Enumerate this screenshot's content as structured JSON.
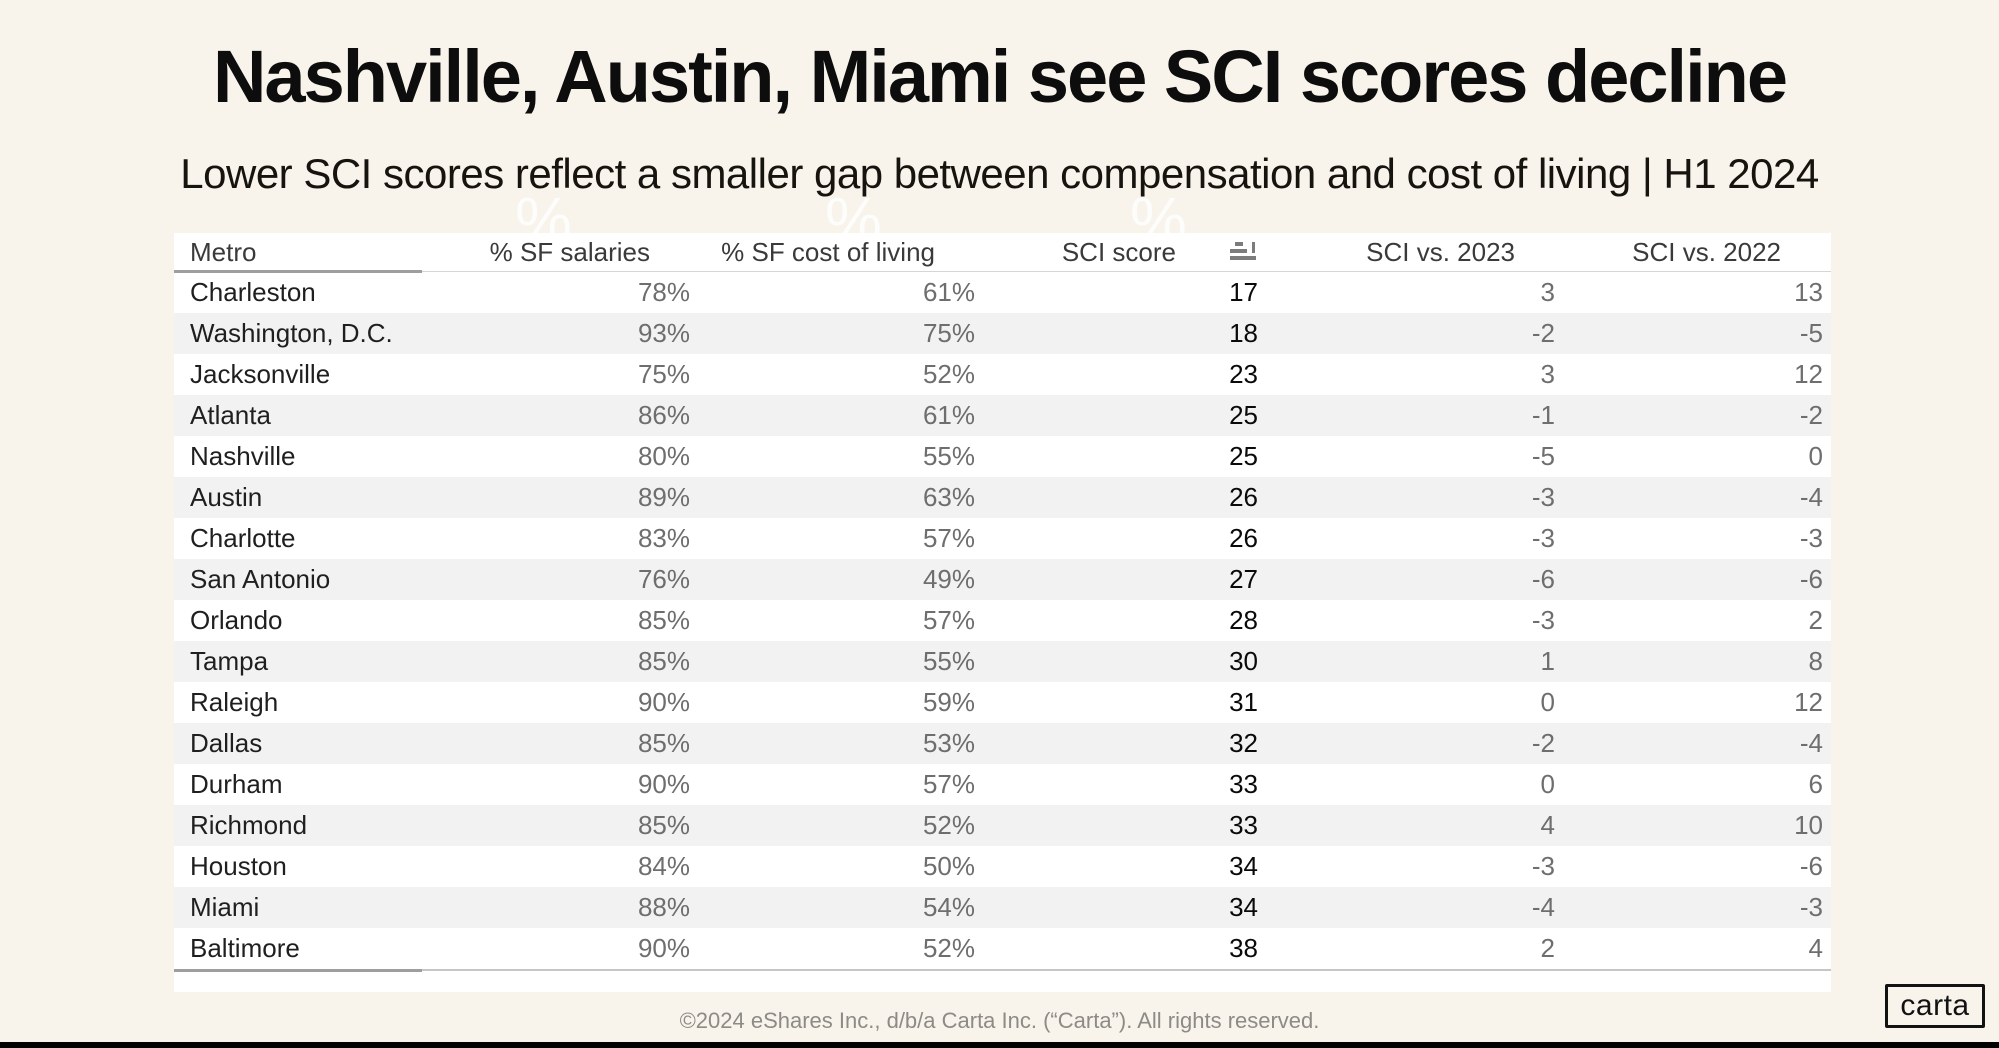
{
  "page": {
    "title": "Nashville, Austin, Miami see SCI scores decline",
    "subtitle": "Lower SCI scores reflect a smaller gap between compensation and cost of living | H1 2024",
    "footer": "©2024 eShares Inc., d/b/a Carta Inc. (“Carta”). All rights reserved.",
    "logo_text": "carta",
    "watermark_glyph": "%"
  },
  "icons": {
    "sci_score_header": "sort-ascending-bars"
  },
  "colors": {
    "background": "#f8f3eb",
    "table_background": "#ffffff",
    "row_stripe": "#f2f2f2",
    "primary_text": "#0d0d0d",
    "muted_value_text": "#6e6e6e",
    "header_text": "#3a3a3a",
    "footer_text": "#8d8b86",
    "bottom_bar": "#010101"
  },
  "chart_data": {
    "type": "table",
    "title": "Nashville, Austin, Miami see SCI scores decline",
    "subtitle": "Lower SCI scores reflect a smaller gap between compensation and cost of living | H1 2024",
    "columns": [
      "Metro",
      "% SF salaries",
      "% SF cost of living",
      "SCI score",
      "SCI vs. 2023",
      "SCI vs. 2022"
    ],
    "row_field_order": [
      "metro",
      "pct_sf_salaries",
      "pct_sf_cost_of_living",
      "sci_score",
      "sci_vs_2023",
      "sci_vs_2022"
    ],
    "sorted_by": "SCI score ascending",
    "rows": [
      {
        "metro": "Charleston",
        "pct_sf_salaries": "78%",
        "pct_sf_cost_of_living": "61%",
        "sci_score": "17",
        "sci_vs_2023": "3",
        "sci_vs_2022": "13"
      },
      {
        "metro": "Washington, D.C.",
        "pct_sf_salaries": "93%",
        "pct_sf_cost_of_living": "75%",
        "sci_score": "18",
        "sci_vs_2023": "-2",
        "sci_vs_2022": "-5"
      },
      {
        "metro": "Jacksonville",
        "pct_sf_salaries": "75%",
        "pct_sf_cost_of_living": "52%",
        "sci_score": "23",
        "sci_vs_2023": "3",
        "sci_vs_2022": "12"
      },
      {
        "metro": "Atlanta",
        "pct_sf_salaries": "86%",
        "pct_sf_cost_of_living": "61%",
        "sci_score": "25",
        "sci_vs_2023": "-1",
        "sci_vs_2022": "-2"
      },
      {
        "metro": "Nashville",
        "pct_sf_salaries": "80%",
        "pct_sf_cost_of_living": "55%",
        "sci_score": "25",
        "sci_vs_2023": "-5",
        "sci_vs_2022": "0"
      },
      {
        "metro": "Austin",
        "pct_sf_salaries": "89%",
        "pct_sf_cost_of_living": "63%",
        "sci_score": "26",
        "sci_vs_2023": "-3",
        "sci_vs_2022": "-4"
      },
      {
        "metro": "Charlotte",
        "pct_sf_salaries": "83%",
        "pct_sf_cost_of_living": "57%",
        "sci_score": "26",
        "sci_vs_2023": "-3",
        "sci_vs_2022": "-3"
      },
      {
        "metro": "San Antonio",
        "pct_sf_salaries": "76%",
        "pct_sf_cost_of_living": "49%",
        "sci_score": "27",
        "sci_vs_2023": "-6",
        "sci_vs_2022": "-6"
      },
      {
        "metro": "Orlando",
        "pct_sf_salaries": "85%",
        "pct_sf_cost_of_living": "57%",
        "sci_score": "28",
        "sci_vs_2023": "-3",
        "sci_vs_2022": "2"
      },
      {
        "metro": "Tampa",
        "pct_sf_salaries": "85%",
        "pct_sf_cost_of_living": "55%",
        "sci_score": "30",
        "sci_vs_2023": "1",
        "sci_vs_2022": "8"
      },
      {
        "metro": "Raleigh",
        "pct_sf_salaries": "90%",
        "pct_sf_cost_of_living": "59%",
        "sci_score": "31",
        "sci_vs_2023": "0",
        "sci_vs_2022": "12"
      },
      {
        "metro": "Dallas",
        "pct_sf_salaries": "85%",
        "pct_sf_cost_of_living": "53%",
        "sci_score": "32",
        "sci_vs_2023": "-2",
        "sci_vs_2022": "-4"
      },
      {
        "metro": "Durham",
        "pct_sf_salaries": "90%",
        "pct_sf_cost_of_living": "57%",
        "sci_score": "33",
        "sci_vs_2023": "0",
        "sci_vs_2022": "6"
      },
      {
        "metro": "Richmond",
        "pct_sf_salaries": "85%",
        "pct_sf_cost_of_living": "52%",
        "sci_score": "33",
        "sci_vs_2023": "4",
        "sci_vs_2022": "10"
      },
      {
        "metro": "Houston",
        "pct_sf_salaries": "84%",
        "pct_sf_cost_of_living": "50%",
        "sci_score": "34",
        "sci_vs_2023": "-3",
        "sci_vs_2022": "-6"
      },
      {
        "metro": "Miami",
        "pct_sf_salaries": "88%",
        "pct_sf_cost_of_living": "54%",
        "sci_score": "34",
        "sci_vs_2023": "-4",
        "sci_vs_2022": "-3"
      },
      {
        "metro": "Baltimore",
        "pct_sf_salaries": "90%",
        "pct_sf_cost_of_living": "52%",
        "sci_score": "38",
        "sci_vs_2023": "2",
        "sci_vs_2022": "4"
      }
    ]
  }
}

Problem statement:
Copy out all the data without changing anything, and drop the pictures.

Finished answer:
Enumerate this screenshot's content as structured JSON.
{
  "page": {
    "title": "Nashville, Austin, Miami see SCI scores decline",
    "subtitle": "Lower SCI scores reflect a smaller gap between compensation and cost of living | H1 2024",
    "footer": "©2024 eShares Inc., d/b/a Carta Inc. (“Carta”). All rights reserved.",
    "logo_text": "carta",
    "watermark_glyph": "%"
  },
  "icons": {
    "sci_score_header": "sort-ascending-bars"
  },
  "colors": {
    "background": "#f8f3eb",
    "table_background": "#ffffff",
    "row_stripe": "#f2f2f2",
    "primary_text": "#0d0d0d",
    "muted_value_text": "#6e6e6e",
    "header_text": "#3a3a3a",
    "footer_text": "#8d8b86",
    "bottom_bar": "#010101"
  },
  "chart_data": {
    "type": "table",
    "title": "Nashville, Austin, Miami see SCI scores decline",
    "subtitle": "Lower SCI scores reflect a smaller gap between compensation and cost of living | H1 2024",
    "columns": [
      "Metro",
      "% SF salaries",
      "% SF cost of living",
      "SCI score",
      "SCI vs. 2023",
      "SCI vs. 2022"
    ],
    "row_field_order": [
      "metro",
      "pct_sf_salaries",
      "pct_sf_cost_of_living",
      "sci_score",
      "sci_vs_2023",
      "sci_vs_2022"
    ],
    "sorted_by": "SCI score ascending",
    "rows": [
      {
        "metro": "Charleston",
        "pct_sf_salaries": "78%",
        "pct_sf_cost_of_living": "61%",
        "sci_score": "17",
        "sci_vs_2023": "3",
        "sci_vs_2022": "13"
      },
      {
        "metro": "Washington, D.C.",
        "pct_sf_salaries": "93%",
        "pct_sf_cost_of_living": "75%",
        "sci_score": "18",
        "sci_vs_2023": "-2",
        "sci_vs_2022": "-5"
      },
      {
        "metro": "Jacksonville",
        "pct_sf_salaries": "75%",
        "pct_sf_cost_of_living": "52%",
        "sci_score": "23",
        "sci_vs_2023": "3",
        "sci_vs_2022": "12"
      },
      {
        "metro": "Atlanta",
        "pct_sf_salaries": "86%",
        "pct_sf_cost_of_living": "61%",
        "sci_score": "25",
        "sci_vs_2023": "-1",
        "sci_vs_2022": "-2"
      },
      {
        "metro": "Nashville",
        "pct_sf_salaries": "80%",
        "pct_sf_cost_of_living": "55%",
        "sci_score": "25",
        "sci_vs_2023": "-5",
        "sci_vs_2022": "0"
      },
      {
        "metro": "Austin",
        "pct_sf_salaries": "89%",
        "pct_sf_cost_of_living": "63%",
        "sci_score": "26",
        "sci_vs_2023": "-3",
        "sci_vs_2022": "-4"
      },
      {
        "metro": "Charlotte",
        "pct_sf_salaries": "83%",
        "pct_sf_cost_of_living": "57%",
        "sci_score": "26",
        "sci_vs_2023": "-3",
        "sci_vs_2022": "-3"
      },
      {
        "metro": "San Antonio",
        "pct_sf_salaries": "76%",
        "pct_sf_cost_of_living": "49%",
        "sci_score": "27",
        "sci_vs_2023": "-6",
        "sci_vs_2022": "-6"
      },
      {
        "metro": "Orlando",
        "pct_sf_salaries": "85%",
        "pct_sf_cost_of_living": "57%",
        "sci_score": "28",
        "sci_vs_2023": "-3",
        "sci_vs_2022": "2"
      },
      {
        "metro": "Tampa",
        "pct_sf_salaries": "85%",
        "pct_sf_cost_of_living": "55%",
        "sci_score": "30",
        "sci_vs_2023": "1",
        "sci_vs_2022": "8"
      },
      {
        "metro": "Raleigh",
        "pct_sf_salaries": "90%",
        "pct_sf_cost_of_living": "59%",
        "sci_score": "31",
        "sci_vs_2023": "0",
        "sci_vs_2022": "12"
      },
      {
        "metro": "Dallas",
        "pct_sf_salaries": "85%",
        "pct_sf_cost_of_living": "53%",
        "sci_score": "32",
        "sci_vs_2023": "-2",
        "sci_vs_2022": "-4"
      },
      {
        "metro": "Durham",
        "pct_sf_salaries": "90%",
        "pct_sf_cost_of_living": "57%",
        "sci_score": "33",
        "sci_vs_2023": "0",
        "sci_vs_2022": "6"
      },
      {
        "metro": "Richmond",
        "pct_sf_salaries": "85%",
        "pct_sf_cost_of_living": "52%",
        "sci_score": "33",
        "sci_vs_2023": "4",
        "sci_vs_2022": "10"
      },
      {
        "metro": "Houston",
        "pct_sf_salaries": "84%",
        "pct_sf_cost_of_living": "50%",
        "sci_score": "34",
        "sci_vs_2023": "-3",
        "sci_vs_2022": "-6"
      },
      {
        "metro": "Miami",
        "pct_sf_salaries": "88%",
        "pct_sf_cost_of_living": "54%",
        "sci_score": "34",
        "sci_vs_2023": "-4",
        "sci_vs_2022": "-3"
      },
      {
        "metro": "Baltimore",
        "pct_sf_salaries": "90%",
        "pct_sf_cost_of_living": "52%",
        "sci_score": "38",
        "sci_vs_2023": "2",
        "sci_vs_2022": "4"
      }
    ]
  }
}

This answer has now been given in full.